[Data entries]
/---
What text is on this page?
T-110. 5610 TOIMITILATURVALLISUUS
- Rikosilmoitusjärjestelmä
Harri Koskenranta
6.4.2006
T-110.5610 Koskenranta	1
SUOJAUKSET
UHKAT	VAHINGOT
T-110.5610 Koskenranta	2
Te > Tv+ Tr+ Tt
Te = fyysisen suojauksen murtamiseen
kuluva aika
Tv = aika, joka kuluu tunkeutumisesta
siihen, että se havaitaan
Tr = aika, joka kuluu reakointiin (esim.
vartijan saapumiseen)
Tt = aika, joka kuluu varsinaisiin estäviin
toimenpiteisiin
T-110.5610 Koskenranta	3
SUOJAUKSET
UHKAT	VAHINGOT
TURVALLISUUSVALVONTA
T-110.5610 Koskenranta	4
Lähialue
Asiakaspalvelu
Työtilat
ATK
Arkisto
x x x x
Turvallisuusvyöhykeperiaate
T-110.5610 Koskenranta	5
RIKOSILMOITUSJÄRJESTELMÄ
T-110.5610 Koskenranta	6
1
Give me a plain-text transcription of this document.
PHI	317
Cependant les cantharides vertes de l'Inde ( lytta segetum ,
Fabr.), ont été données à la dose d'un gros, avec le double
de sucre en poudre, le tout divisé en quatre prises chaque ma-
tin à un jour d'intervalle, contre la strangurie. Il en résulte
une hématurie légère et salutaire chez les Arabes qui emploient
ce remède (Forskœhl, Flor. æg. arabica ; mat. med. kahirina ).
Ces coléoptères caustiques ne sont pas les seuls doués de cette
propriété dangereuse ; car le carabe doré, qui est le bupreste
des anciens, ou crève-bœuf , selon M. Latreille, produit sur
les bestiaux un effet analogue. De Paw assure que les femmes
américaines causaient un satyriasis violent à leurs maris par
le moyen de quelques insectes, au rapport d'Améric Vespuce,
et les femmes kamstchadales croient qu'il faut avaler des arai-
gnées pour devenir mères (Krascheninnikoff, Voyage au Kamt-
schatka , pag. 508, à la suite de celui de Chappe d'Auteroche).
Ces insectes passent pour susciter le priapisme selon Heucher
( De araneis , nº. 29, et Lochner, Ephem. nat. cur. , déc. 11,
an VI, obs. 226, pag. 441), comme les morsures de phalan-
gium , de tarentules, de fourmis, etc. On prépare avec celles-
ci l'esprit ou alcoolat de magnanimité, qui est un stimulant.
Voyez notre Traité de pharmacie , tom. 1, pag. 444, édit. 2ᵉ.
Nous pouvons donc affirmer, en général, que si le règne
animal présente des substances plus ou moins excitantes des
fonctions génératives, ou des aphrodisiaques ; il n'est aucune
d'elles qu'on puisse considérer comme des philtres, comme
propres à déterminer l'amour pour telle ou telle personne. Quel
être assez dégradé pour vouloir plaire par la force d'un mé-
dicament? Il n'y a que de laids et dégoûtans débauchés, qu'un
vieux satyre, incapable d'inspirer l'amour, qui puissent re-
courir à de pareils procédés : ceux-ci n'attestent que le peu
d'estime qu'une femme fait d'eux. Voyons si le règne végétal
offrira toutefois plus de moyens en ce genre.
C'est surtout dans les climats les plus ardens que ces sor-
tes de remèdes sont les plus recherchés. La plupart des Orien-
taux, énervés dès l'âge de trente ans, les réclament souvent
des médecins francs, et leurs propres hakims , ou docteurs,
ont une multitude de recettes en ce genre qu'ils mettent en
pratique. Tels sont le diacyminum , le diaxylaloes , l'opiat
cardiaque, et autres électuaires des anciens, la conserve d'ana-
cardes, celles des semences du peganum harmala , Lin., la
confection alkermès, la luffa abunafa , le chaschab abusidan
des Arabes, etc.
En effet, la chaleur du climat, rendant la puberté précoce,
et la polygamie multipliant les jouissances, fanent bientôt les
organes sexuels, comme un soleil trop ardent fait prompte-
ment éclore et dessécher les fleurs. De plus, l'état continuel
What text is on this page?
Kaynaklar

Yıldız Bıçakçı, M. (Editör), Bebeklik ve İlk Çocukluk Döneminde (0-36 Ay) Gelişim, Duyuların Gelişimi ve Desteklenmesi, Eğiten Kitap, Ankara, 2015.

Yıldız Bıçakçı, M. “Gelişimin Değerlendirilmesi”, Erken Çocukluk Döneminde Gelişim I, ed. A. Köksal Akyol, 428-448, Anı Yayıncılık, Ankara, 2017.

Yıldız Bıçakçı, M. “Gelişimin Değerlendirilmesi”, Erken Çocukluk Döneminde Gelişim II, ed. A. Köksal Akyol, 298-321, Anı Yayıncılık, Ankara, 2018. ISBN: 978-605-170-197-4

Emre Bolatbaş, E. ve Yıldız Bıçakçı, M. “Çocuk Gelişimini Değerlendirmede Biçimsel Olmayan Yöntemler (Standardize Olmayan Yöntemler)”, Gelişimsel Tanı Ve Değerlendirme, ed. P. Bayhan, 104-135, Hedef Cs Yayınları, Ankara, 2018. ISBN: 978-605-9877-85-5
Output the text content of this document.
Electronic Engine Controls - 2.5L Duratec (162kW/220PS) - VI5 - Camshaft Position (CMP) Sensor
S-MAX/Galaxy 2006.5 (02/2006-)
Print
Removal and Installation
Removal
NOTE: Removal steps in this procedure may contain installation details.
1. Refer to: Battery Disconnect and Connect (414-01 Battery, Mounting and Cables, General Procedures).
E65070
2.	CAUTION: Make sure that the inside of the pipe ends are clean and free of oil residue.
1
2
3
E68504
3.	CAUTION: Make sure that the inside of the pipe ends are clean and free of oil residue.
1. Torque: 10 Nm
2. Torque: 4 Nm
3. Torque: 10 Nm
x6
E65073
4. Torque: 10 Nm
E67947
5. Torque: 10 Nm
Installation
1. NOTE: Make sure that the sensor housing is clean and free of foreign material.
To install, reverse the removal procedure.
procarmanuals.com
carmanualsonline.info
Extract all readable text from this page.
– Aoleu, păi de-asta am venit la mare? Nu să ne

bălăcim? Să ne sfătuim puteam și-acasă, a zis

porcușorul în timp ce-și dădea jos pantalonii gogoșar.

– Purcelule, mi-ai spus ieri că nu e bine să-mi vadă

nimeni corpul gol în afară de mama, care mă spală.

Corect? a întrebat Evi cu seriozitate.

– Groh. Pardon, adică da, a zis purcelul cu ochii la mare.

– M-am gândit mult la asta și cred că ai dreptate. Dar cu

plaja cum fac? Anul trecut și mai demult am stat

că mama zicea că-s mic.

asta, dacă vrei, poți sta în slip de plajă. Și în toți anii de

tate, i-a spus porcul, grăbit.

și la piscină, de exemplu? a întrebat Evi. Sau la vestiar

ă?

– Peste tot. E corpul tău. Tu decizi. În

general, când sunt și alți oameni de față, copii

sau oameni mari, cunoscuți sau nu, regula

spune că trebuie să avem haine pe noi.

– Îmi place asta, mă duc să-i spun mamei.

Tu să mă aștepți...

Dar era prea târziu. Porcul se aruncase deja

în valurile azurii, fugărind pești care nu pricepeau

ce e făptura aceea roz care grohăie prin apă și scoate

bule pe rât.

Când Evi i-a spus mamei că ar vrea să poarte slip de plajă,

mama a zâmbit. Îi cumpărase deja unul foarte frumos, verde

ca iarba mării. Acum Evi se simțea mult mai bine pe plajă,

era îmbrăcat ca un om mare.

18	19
\---
→ INSTRUCTIONS TO FOLLOW
Output all preceding records character for character.

→ SOLVED PROBLEM
What text is on this page?
T-110. 5610 TOIMITILATURVALLISUUS
- Rikosilmoitusjärjestelmä
Harri Koskenranta
6.4.2006
T-110.5610 Koskenranta	1
SUOJAUKSET
UHKAT	VAHINGOT
T-110.5610 Koskenranta	2
Te > Tv+ Tr+ Tt
Te = fyysisen suojauksen murtamiseen
kuluva aika
Tv = aika, joka kuluu tunkeutumisesta
siihen, että se havaitaan
Tr = aika, joka kuluu reakointiin (esim.
vartijan saapumiseen)
Tt = aika, joka kuluu varsinaisiin estäviin
toimenpiteisiin
T-110.5610 Koskenranta	3
SUOJAUKSET
UHKAT	VAHINGOT
TURVALLISUUSVALVONTA
T-110.5610 Koskenranta	4
Lähialue
Asiakaspalvelu
Työtilat
ATK
Arkisto
x x x x
Turvallisuusvyöhykeperiaate
T-110.5610 Koskenranta	5
RIKOSILMOITUSJÄRJESTELMÄ
T-110.5610 Koskenranta	6
1
Give me a plain-text transcription of this document.
PHI	317
Cependant les cantharides vertes de l'Inde ( lytta segetum ,
Fabr.), ont été données à la dose d'un gros, avec le double
de sucre en poudre, le tout divisé en quatre prises chaque ma-
tin à un jour d'intervalle, contre la strangurie. Il en résulte
une hématurie légère et salutaire chez les Arabes qui emploient
ce remède (Forskœhl, Flor. æg. arabica ; mat. med. kahirina ).
Ces coléoptères caustiques ne sont pas les seuls doués de cette
propriété dangereuse ; car le carabe doré, qui est le bupreste
des anciens, ou crève-bœuf , selon M. Latreille, produit sur
les bestiaux un effet analogue. De Paw assure que les femmes
américaines causaient un satyriasis violent à leurs maris par
le moyen de quelques insectes, au rapport d'Améric Vespuce,
et les femmes kamstchadales croient qu'il faut avaler des arai-
gnées pour devenir mères (Krascheninnikoff, Voyage au Kamt-
schatka , pag. 508, à la suite de celui de Chappe d'Auteroche).
Ces insectes passent pour susciter le priapisme selon Heucher
( De araneis , nº. 29, et Lochner, Ephem. nat. cur. , déc. 11,
an VI, obs. 226, pag. 441), comme les morsures de phalan-
gium , de tarentules, de fourmis, etc. On prépare avec celles-
ci l'esprit ou alcoolat de magnanimité, qui est un stimulant.
Voyez notre Traité de pharmacie , tom. 1, pag. 444, édit. 2ᵉ.
Nous pouvons donc affirmer, en général, que si le règne
animal présente des substances plus ou moins excitantes des
fonctions génératives, ou des aphrodisiaques ; il n'est aucune
d'elles qu'on puisse considérer comme des philtres, comme
propres à déterminer l'amour pour telle ou telle personne. Quel
être assez dégradé pour vouloir plaire par la force d'un mé-
dicament? Il n'y a que de laids et dégoûtans débauchés, qu'un
vieux satyre, incapable d'inspirer l'amour, qui puissent re-
courir à de pareils procédés : ceux-ci n'attestent que le peu
d'estime qu'une femme fait d'eux. Voyons si le règne végétal
offrira toutefois plus de moyens en ce genre.
C'est surtout dans les climats les plus ardens que ces sor-
tes de remèdes sont les plus recherchés. La plupart des Orien-
taux, énervés dès l'âge de trente ans, les réclament souvent
des médecins francs, et leurs propres hakims , ou docteurs,
ont une multitude de recettes en ce genre qu'ils mettent en
pratique. Tels sont le diacyminum , le diaxylaloes , l'opiat
cardiaque, et autres électuaires des anciens, la conserve d'ana-
cardes, celles des semences du peganum harmala , Lin., la
confection alkermès, la luffa abunafa , le chaschab abusidan
des Arabes, etc.
En effet, la chaleur du climat, rendant la puberté précoce,
et la polygamie multipliant les jouissances, fanent bientôt les
organes sexuels, comme un soleil trop ardent fait prompte-
ment éclore et dessécher les fleurs. De plus, l'état continuel
What text is on this page?
Kaynaklar

Yıldız Bıçakçı, M. (Editör), Bebeklik ve İlk Çocukluk Döneminde (0-36 Ay) Gelişim, Duyuların Gelişimi ve Desteklenmesi, Eğiten Kitap, Ankara, 2015.

Yıldız Bıçakçı, M. “Gelişimin Değerlendirilmesi”, Erken Çocukluk Döneminde Gelişim I, ed. A. Köksal Akyol, 428-448, Anı Yayıncılık, Ankara, 2017.

Yıldız Bıçakçı, M. “Gelişimin Değerlendirilmesi”, Erken Çocukluk Döneminde Gelişim II, ed. A. Köksal Akyol, 298-321, Anı Yayıncılık, Ankara, 2018. ISBN: 978-605-170-197-4

Emre Bolatbaş, E. ve Yıldız Bıçakçı, M. “Çocuk Gelişimini Değerlendirmede Biçimsel Olmayan Yöntemler (Standardize Olmayan Yöntemler)”, Gelişimsel Tanı Ve Değerlendirme, ed. P. Bayhan, 104-135, Hedef Cs Yayınları, Ankara, 2018. ISBN: 978-605-9877-85-5
Output the text content of this document.
Electronic Engine Controls - 2.5L Duratec (162kW/220PS) - VI5 - Camshaft Position (CMP) Sensor
S-MAX/Galaxy 2006.5 (02/2006-)
Print
Removal and Installation
Removal
NOTE: Removal steps in this procedure may contain installation details.
1. Refer to: Battery Disconnect and Connect (414-01 Battery, Mounting and Cables, General Procedures).
E65070
2.	CAUTION: Make sure that the inside of the pipe ends are clean and free of oil residue.
1
2
3
E68504
3.	CAUTION: Make sure that the inside of the pipe ends are clean and free of oil residue.
1. Torque: 10 Nm
2. Torque: 4 Nm
3. Torque: 10 Nm
x6
E65073
4. Torque: 10 Nm
E67947
5. Torque: 10 Nm
Installation
1. NOTE: Make sure that the sensor housing is clean and free of foreign material.
To install, reverse the removal procedure.
procarmanuals.com
carmanualsonline.info
Extract all readable text from this page.
– Aoleu, păi de-asta am venit la mare? Nu să ne

bălăcim? Să ne sfătuim puteam și-acasă, a zis

porcușorul în timp ce-și dădea jos pantalonii gogoșar.

– Purcelule, mi-ai spus ieri că nu e bine să-mi vadă

nimeni corpul gol în afară de mama, care mă spală.

Corect? a întrebat Evi cu seriozitate.

– Groh. Pardon, adică da, a zis purcelul cu ochii la mare.

– M-am gândit mult la asta și cred că ai dreptate. Dar cu

plaja cum fac? Anul trecut și mai demult am stat

că mama zicea că-s mic.

asta, dacă vrei, poți sta în slip de plajă. Și în toți anii de

tate, i-a spus porcul, grăbit.

și la piscină, de exemplu? a întrebat Evi. Sau la vestiar

ă?

– Peste tot. E corpul tău. Tu decizi. În

general, când sunt și alți oameni de față, copii

sau oameni mari, cunoscuți sau nu, regula

spune că trebuie să avem haine pe noi.

– Îmi place asta, mă duc să-i spun mamei.

Tu să mă aștepți...

Dar era prea târziu. Porcul se aruncase deja

în valurile azurii, fugărind pești care nu pricepeau

ce e făptura aceea roz care grohăie prin apă și scoate

bule pe rât.

Când Evi i-a spus mamei că ar vrea să poarte slip de plajă,

mama a zâmbit. Îi cumpărase deja unul foarte frumos, verde

ca iarba mării. Acum Evi se simțea mult mai bine pe plajă,

era îmbrăcat ca un om mare.

18	19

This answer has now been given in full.